Records shown
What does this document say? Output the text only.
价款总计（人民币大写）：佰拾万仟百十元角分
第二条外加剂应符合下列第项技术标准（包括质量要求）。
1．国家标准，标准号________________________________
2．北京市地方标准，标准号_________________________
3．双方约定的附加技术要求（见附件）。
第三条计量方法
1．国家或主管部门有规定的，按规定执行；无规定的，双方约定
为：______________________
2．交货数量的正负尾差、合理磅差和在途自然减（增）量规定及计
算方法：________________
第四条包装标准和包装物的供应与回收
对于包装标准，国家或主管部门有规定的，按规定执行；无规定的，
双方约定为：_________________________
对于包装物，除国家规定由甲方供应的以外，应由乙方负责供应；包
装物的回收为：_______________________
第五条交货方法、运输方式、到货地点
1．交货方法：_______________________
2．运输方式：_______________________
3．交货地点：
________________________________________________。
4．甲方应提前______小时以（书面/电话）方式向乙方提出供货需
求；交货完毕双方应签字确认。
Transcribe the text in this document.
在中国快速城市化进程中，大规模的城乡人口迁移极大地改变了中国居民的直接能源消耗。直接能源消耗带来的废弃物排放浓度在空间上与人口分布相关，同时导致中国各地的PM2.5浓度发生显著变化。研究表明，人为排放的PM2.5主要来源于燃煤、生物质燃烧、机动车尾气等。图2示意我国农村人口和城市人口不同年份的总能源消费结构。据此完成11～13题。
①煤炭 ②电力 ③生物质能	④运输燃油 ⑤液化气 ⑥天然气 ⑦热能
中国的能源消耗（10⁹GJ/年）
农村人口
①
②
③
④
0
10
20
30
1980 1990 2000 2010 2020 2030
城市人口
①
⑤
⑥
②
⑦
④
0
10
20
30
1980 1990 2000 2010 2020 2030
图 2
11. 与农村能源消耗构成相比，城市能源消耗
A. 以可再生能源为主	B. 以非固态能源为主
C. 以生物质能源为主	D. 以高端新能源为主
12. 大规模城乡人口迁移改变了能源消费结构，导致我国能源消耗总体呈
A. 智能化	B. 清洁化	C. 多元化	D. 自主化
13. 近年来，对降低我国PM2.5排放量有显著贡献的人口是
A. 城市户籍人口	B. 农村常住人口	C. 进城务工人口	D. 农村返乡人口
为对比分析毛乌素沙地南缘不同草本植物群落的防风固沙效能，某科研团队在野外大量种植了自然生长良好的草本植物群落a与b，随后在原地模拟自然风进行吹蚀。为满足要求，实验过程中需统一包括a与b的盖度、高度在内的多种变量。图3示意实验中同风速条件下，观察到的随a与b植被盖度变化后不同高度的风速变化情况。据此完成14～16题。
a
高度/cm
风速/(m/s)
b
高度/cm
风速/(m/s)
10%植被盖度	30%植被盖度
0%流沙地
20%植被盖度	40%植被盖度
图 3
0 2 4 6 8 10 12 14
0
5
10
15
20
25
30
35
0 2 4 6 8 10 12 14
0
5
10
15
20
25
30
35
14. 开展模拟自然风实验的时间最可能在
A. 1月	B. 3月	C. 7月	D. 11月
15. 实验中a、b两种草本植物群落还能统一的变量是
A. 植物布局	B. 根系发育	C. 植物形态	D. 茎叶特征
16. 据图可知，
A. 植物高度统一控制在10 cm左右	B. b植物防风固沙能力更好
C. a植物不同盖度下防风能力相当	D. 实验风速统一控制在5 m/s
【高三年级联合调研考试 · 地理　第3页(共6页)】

Direction
Read through the entries and copy every line that includes "document".

Correct answer
What does this document say? Output the text only.
Transcribe the text in this document.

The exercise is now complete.